_Given data_

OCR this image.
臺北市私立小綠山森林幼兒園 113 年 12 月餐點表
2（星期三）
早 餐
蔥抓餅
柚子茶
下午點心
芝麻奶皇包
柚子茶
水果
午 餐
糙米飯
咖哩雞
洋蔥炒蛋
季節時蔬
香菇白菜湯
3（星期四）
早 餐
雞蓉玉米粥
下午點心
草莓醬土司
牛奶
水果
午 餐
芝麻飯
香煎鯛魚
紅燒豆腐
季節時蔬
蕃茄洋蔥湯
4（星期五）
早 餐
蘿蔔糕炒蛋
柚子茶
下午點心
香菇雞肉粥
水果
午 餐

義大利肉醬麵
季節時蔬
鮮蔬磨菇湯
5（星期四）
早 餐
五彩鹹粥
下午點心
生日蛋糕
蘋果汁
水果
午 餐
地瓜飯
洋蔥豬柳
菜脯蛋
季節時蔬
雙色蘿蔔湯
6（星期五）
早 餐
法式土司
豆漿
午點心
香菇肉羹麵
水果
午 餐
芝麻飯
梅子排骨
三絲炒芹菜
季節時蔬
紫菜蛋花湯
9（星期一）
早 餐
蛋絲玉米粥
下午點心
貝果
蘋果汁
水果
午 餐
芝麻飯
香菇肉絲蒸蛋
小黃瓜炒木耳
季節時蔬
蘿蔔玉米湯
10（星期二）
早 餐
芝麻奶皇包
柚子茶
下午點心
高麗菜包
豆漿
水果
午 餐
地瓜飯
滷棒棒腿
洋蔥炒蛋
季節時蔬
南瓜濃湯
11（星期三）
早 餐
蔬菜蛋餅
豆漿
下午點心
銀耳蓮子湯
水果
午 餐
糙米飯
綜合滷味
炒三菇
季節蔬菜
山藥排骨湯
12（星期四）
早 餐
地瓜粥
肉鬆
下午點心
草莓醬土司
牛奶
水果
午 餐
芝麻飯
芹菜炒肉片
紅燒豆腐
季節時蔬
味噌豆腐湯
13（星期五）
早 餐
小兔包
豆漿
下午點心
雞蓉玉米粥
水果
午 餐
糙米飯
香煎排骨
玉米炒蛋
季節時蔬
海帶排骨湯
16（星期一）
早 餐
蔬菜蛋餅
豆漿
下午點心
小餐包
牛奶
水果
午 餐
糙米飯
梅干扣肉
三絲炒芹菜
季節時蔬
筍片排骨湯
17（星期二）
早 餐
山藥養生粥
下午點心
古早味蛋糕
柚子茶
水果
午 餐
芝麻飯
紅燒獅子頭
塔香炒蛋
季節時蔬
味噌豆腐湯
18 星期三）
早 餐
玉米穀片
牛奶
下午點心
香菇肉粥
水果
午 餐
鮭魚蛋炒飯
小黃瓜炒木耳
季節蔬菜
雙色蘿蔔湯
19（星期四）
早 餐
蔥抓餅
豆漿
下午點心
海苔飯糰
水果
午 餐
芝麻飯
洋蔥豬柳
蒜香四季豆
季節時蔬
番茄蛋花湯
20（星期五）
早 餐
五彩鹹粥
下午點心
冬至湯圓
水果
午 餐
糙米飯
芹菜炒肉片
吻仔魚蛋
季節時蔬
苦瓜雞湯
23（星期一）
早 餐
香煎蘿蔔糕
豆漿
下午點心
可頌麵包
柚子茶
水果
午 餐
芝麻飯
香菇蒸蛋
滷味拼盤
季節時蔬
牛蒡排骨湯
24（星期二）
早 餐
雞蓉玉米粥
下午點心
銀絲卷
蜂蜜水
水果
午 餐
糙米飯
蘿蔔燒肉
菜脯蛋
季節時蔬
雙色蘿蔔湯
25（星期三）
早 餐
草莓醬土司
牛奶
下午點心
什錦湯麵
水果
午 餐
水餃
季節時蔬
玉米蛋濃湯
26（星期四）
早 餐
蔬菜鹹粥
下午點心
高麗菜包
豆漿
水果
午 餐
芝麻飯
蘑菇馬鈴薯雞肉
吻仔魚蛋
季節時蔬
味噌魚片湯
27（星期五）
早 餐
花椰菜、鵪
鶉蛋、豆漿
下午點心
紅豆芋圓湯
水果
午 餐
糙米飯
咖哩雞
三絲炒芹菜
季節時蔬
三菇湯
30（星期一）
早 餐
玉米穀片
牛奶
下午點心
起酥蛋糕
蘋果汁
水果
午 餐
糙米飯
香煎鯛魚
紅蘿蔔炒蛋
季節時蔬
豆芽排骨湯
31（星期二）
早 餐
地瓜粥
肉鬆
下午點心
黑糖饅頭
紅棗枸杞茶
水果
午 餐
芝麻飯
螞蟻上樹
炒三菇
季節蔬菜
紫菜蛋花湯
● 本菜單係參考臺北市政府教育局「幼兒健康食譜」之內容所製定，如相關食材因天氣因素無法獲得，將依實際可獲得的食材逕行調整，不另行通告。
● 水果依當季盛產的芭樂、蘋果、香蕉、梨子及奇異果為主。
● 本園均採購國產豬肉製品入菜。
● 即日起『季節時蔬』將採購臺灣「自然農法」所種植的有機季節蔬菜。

_What to produce_
Recopy the whole listing exactly.

_Written response_
OCR this image.
臺北市私立小綠山森林幼兒園 113 年 12 月餐點表
2（星期三）
早 餐
蔥抓餅
柚子茶
下午點心
芝麻奶皇包
柚子茶
水果
午 餐
糙米飯
咖哩雞
洋蔥炒蛋
季節時蔬
香菇白菜湯
3（星期四）
早 餐
雞蓉玉米粥
下午點心
草莓醬土司
牛奶
水果
午 餐
芝麻飯
香煎鯛魚
紅燒豆腐
季節時蔬
蕃茄洋蔥湯
4（星期五）
早 餐
蘿蔔糕炒蛋
柚子茶
下午點心
香菇雞肉粥
水果
午 餐

義大利肉醬麵
季節時蔬
鮮蔬磨菇湯
5（星期四）
早 餐
五彩鹹粥
下午點心
生日蛋糕
蘋果汁
水果
午 餐
地瓜飯
洋蔥豬柳
菜脯蛋
季節時蔬
雙色蘿蔔湯
6（星期五）
早 餐
法式土司
豆漿
午點心
香菇肉羹麵
水果
午 餐
芝麻飯
梅子排骨
三絲炒芹菜
季節時蔬
紫菜蛋花湯
9（星期一）
早 餐
蛋絲玉米粥
下午點心
貝果
蘋果汁
水果
午 餐
芝麻飯
香菇肉絲蒸蛋
小黃瓜炒木耳
季節時蔬
蘿蔔玉米湯
10（星期二）
早 餐
芝麻奶皇包
柚子茶
下午點心
高麗菜包
豆漿
水果
午 餐
地瓜飯
滷棒棒腿
洋蔥炒蛋
季節時蔬
南瓜濃湯
11（星期三）
早 餐
蔬菜蛋餅
豆漿
下午點心
銀耳蓮子湯
水果
午 餐
糙米飯
綜合滷味
炒三菇
季節蔬菜
山藥排骨湯
12（星期四）
早 餐
地瓜粥
肉鬆
下午點心
草莓醬土司
牛奶
水果
午 餐
芝麻飯
芹菜炒肉片
紅燒豆腐
季節時蔬
味噌豆腐湯
13（星期五）
早 餐
小兔包
豆漿
下午點心
雞蓉玉米粥
水果
午 餐
糙米飯
香煎排骨
玉米炒蛋
季節時蔬
海帶排骨湯
16（星期一）
早 餐
蔬菜蛋餅
豆漿
下午點心
小餐包
牛奶
水果
午 餐
糙米飯
梅干扣肉
三絲炒芹菜
季節時蔬
筍片排骨湯
17（星期二）
早 餐
山藥養生粥
下午點心
古早味蛋糕
柚子茶
水果
午 餐
芝麻飯
紅燒獅子頭
塔香炒蛋
季節時蔬
味噌豆腐湯
18 星期三）
早 餐
玉米穀片
牛奶
下午點心
香菇肉粥
水果
午 餐
鮭魚蛋炒飯
小黃瓜炒木耳
季節蔬菜
雙色蘿蔔湯
19（星期四）
早 餐
蔥抓餅
豆漿
下午點心
海苔飯糰
水果
午 餐
芝麻飯
洋蔥豬柳
蒜香四季豆
季節時蔬
番茄蛋花湯
20（星期五）
早 餐
五彩鹹粥
下午點心
冬至湯圓
水果
午 餐
糙米飯
芹菜炒肉片
吻仔魚蛋
季節時蔬
苦瓜雞湯
23（星期一）
早 餐
香煎蘿蔔糕
豆漿
下午點心
可頌麵包
柚子茶
水果
午 餐
芝麻飯
香菇蒸蛋
滷味拼盤
季節時蔬
牛蒡排骨湯
24（星期二）
早 餐
雞蓉玉米粥
下午點心
銀絲卷
蜂蜜水
水果
午 餐
糙米飯
蘿蔔燒肉
菜脯蛋
季節時蔬
雙色蘿蔔湯
25（星期三）
早 餐
草莓醬土司
牛奶
下午點心
什錦湯麵
水果
午 餐
水餃
季節時蔬
玉米蛋濃湯
26（星期四）
早 餐
蔬菜鹹粥
下午點心
高麗菜包
豆漿
水果
午 餐
芝麻飯
蘑菇馬鈴薯雞肉
吻仔魚蛋
季節時蔬
味噌魚片湯
27（星期五）
早 餐
花椰菜、鵪
鶉蛋、豆漿
下午點心
紅豆芋圓湯
水果
午 餐
糙米飯
咖哩雞
三絲炒芹菜
季節時蔬
三菇湯
30（星期一）
早 餐
玉米穀片
牛奶
下午點心
起酥蛋糕
蘋果汁
水果
午 餐
糙米飯
香煎鯛魚
紅蘿蔔炒蛋
季節時蔬
豆芽排骨湯
31（星期二）
早 餐
地瓜粥
肉鬆
下午點心
黑糖饅頭
紅棗枸杞茶
水果
午 餐
芝麻飯
螞蟻上樹
炒三菇
季節蔬菜
紫菜蛋花湯
● 本菜單係參考臺北市政府教育局「幼兒健康食譜」之內容所製定，如相關食材因天氣因素無法獲得，將依實際可獲得的食材逕行調整，不另行通告。
● 水果依當季盛產的芭樂、蘋果、香蕉、梨子及奇異果為主。
● 本園均採購國產豬肉製品入菜。
● 即日起『季節時蔬』將採購臺灣「自然農法」所種植的有機季節蔬菜。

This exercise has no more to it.